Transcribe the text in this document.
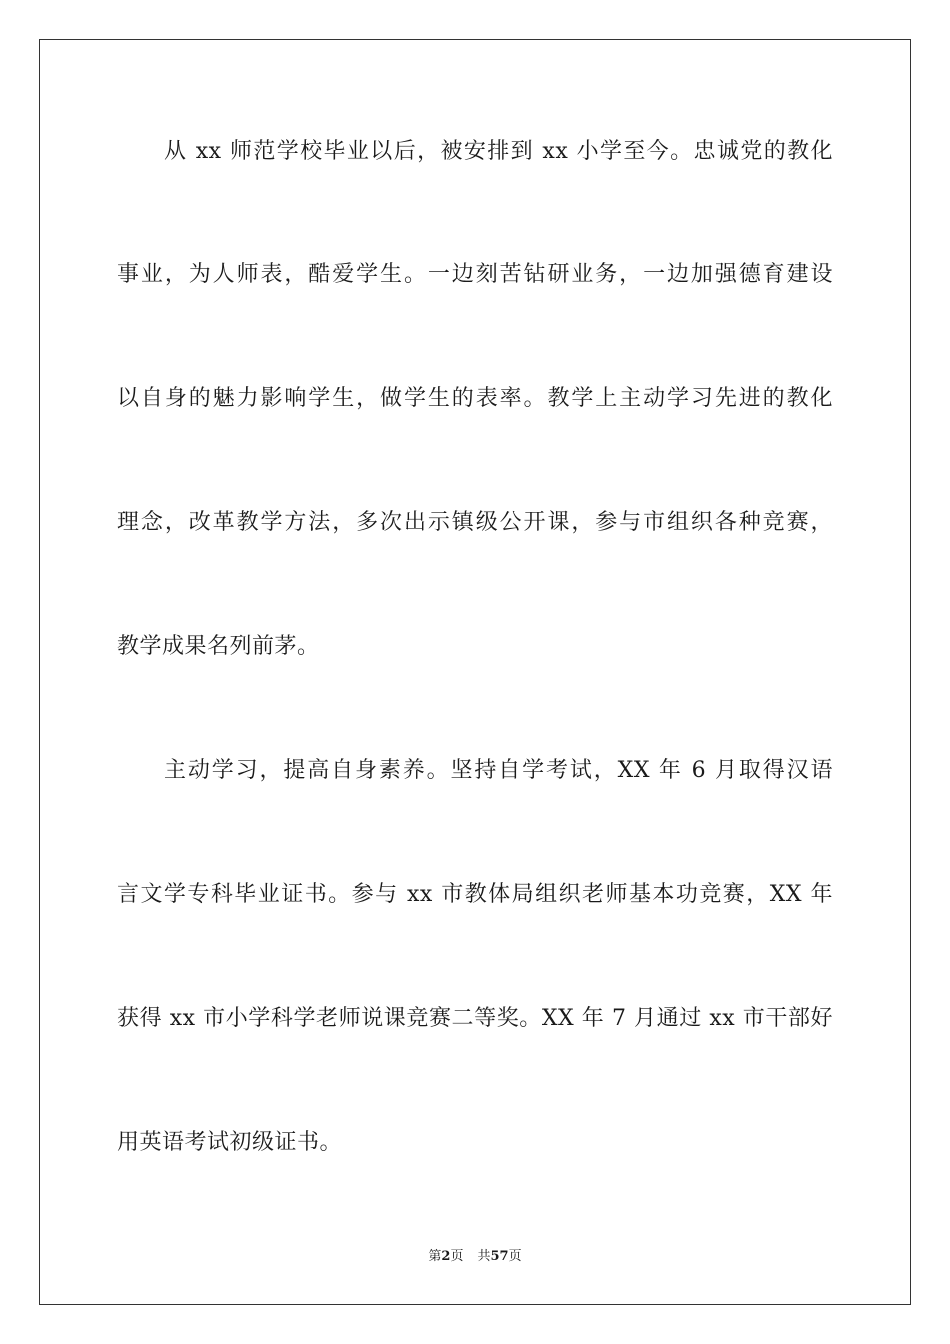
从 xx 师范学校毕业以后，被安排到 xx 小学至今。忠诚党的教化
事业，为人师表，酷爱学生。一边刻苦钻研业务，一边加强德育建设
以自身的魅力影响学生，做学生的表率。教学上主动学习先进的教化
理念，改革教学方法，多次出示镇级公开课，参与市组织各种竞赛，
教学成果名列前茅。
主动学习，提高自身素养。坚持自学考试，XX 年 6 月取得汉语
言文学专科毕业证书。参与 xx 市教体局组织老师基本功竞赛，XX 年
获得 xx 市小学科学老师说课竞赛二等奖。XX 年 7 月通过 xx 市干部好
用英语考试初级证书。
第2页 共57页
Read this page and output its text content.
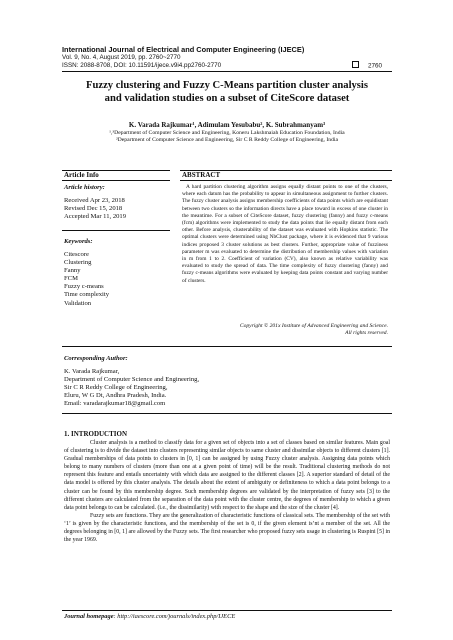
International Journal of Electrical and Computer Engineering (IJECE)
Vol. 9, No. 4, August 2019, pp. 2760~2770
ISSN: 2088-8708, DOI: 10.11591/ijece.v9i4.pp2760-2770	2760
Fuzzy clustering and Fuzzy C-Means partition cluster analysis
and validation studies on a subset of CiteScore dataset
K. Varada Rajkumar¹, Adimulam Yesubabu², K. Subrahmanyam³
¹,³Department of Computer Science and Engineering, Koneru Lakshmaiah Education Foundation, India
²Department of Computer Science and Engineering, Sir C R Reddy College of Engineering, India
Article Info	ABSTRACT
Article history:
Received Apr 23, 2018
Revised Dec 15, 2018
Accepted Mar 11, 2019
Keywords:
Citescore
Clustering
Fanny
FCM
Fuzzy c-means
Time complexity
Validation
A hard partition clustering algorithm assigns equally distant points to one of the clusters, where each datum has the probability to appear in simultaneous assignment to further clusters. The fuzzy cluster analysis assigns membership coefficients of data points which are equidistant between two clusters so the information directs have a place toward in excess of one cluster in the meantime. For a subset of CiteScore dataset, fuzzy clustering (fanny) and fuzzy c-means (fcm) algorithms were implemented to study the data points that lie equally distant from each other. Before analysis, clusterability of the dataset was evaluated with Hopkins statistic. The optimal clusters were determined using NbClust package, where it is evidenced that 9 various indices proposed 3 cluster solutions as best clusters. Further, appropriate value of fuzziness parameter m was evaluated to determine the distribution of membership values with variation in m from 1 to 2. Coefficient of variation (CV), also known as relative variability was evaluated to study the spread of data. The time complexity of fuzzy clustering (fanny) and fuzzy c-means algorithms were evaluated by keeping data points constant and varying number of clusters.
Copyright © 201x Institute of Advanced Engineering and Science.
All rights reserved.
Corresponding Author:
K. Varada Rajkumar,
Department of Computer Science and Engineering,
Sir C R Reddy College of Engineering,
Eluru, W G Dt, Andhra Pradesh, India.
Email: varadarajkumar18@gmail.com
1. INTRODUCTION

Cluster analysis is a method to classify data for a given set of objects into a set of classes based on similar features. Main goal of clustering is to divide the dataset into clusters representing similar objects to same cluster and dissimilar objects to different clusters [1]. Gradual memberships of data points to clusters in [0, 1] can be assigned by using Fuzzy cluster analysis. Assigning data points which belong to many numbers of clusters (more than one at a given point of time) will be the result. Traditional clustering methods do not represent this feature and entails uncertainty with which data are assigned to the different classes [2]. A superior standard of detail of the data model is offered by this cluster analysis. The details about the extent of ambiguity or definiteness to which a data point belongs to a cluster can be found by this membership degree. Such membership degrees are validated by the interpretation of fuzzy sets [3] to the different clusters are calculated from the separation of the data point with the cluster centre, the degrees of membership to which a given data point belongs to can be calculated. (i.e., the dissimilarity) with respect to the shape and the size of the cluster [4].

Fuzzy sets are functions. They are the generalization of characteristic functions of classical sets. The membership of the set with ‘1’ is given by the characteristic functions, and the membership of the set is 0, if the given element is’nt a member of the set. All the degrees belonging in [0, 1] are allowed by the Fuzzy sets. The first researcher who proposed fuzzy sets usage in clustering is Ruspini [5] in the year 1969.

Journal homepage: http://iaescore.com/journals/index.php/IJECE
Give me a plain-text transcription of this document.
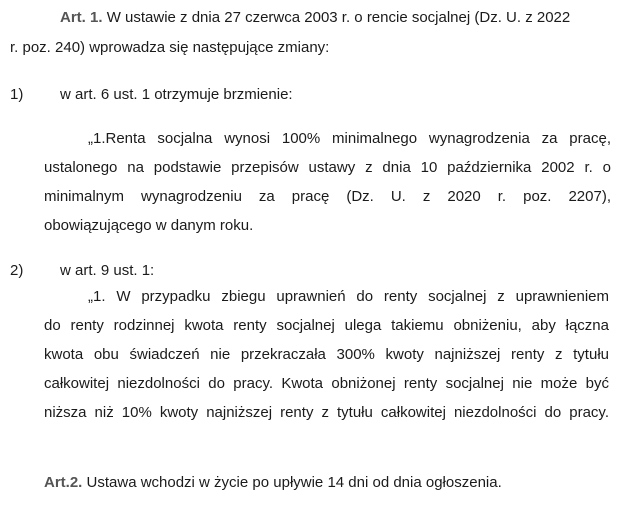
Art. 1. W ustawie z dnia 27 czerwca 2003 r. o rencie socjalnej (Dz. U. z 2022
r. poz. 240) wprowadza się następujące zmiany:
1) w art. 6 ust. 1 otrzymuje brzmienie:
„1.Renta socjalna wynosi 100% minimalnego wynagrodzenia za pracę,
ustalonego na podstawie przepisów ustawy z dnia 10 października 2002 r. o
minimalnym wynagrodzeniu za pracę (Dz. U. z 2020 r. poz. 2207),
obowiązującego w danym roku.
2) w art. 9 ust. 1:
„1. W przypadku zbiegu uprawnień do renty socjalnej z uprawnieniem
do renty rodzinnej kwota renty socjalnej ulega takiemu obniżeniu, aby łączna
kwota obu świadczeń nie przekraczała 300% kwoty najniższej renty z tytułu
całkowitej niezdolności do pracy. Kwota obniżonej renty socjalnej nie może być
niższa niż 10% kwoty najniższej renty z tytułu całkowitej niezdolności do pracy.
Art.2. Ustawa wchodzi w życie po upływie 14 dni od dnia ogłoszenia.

§ Written task
From the material above, write out exactly the lines from the line with "Give me a plain-text" through the closing line, inclusive, and no pictures.

§ Output for this task
Give me a plain-text transcription of this document.
Art. 1. W ustawie z dnia 27 czerwca 2003 r. o rencie socjalnej (Dz. U. z 2022
r. poz. 240) wprowadza się następujące zmiany:
1) w art. 6 ust. 1 otrzymuje brzmienie:
„1.Renta socjalna wynosi 100% minimalnego wynagrodzenia za pracę,
ustalonego na podstawie przepisów ustawy z dnia 10 października 2002 r. o
minimalnym wynagrodzeniu za pracę (Dz. U. z 2020 r. poz. 2207),
obowiązującego w danym roku.
2) w art. 9 ust. 1:
„1. W przypadku zbiegu uprawnień do renty socjalnej z uprawnieniem
do renty rodzinnej kwota renty socjalnej ulega takiemu obniżeniu, aby łączna
kwota obu świadczeń nie przekraczała 300% kwoty najniższej renty z tytułu
całkowitej niezdolności do pracy. Kwota obniżonej renty socjalnej nie może być
niższa niż 10% kwoty najniższej renty z tytułu całkowitej niezdolności do pracy.
Art.2. Ustawa wchodzi w życie po upływie 14 dni od dnia ogłoszenia.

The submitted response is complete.